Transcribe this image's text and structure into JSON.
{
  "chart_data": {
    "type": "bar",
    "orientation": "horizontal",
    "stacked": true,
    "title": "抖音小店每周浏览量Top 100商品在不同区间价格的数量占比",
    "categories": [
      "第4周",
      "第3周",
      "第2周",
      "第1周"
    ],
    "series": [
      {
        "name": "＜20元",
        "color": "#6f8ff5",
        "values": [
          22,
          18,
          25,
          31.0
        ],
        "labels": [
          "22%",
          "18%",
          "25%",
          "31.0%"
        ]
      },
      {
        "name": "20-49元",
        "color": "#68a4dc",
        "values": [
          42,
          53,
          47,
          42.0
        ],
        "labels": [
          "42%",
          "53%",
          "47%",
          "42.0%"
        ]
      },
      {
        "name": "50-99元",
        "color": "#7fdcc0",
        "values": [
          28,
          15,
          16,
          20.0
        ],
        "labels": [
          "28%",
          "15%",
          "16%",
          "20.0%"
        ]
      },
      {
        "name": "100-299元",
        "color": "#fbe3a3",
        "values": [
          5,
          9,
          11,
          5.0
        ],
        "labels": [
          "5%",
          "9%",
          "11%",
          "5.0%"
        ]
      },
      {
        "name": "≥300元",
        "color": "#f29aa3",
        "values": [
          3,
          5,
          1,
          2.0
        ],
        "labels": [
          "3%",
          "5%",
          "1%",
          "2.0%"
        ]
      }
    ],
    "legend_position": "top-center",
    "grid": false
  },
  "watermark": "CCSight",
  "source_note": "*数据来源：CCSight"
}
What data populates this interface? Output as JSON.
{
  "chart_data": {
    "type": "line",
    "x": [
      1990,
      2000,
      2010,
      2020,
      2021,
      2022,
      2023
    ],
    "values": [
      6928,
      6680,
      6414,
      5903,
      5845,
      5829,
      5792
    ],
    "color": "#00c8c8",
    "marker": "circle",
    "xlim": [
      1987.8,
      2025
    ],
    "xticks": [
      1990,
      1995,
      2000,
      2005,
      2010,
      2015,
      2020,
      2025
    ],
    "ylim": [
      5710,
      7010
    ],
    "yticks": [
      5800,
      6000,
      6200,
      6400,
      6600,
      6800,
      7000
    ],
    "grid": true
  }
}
----
Extract every line from the one containing "What data populates" through the last line of the data, inclusive, exactly as written.

RESULT OF THE TASK:
What data populates this interface? Output as JSON.
{
  "chart_data": {
    "type": "line",
    "x": [
      1990,
      2000,
      2010,
      2020,
      2021,
      2022,
      2023
    ],
    "values": [
      6928,
      6680,
      6414,
      5903,
      5845,
      5829,
      5792
    ],
    "color": "#00c8c8",
    "marker": "circle",
    "xlim": [
      1987.8,
      2025
    ],
    "xticks": [
      1990,
      1995,
      2000,
      2005,
      2010,
      2015,
      2020,
      2025
    ],
    "ylim": [
      5710,
      7010
    ],
    "yticks": [
      5800,
      6000,
      6200,
      6400,
      6600,
      6800,
      7000
    ],
    "grid": true
  }
}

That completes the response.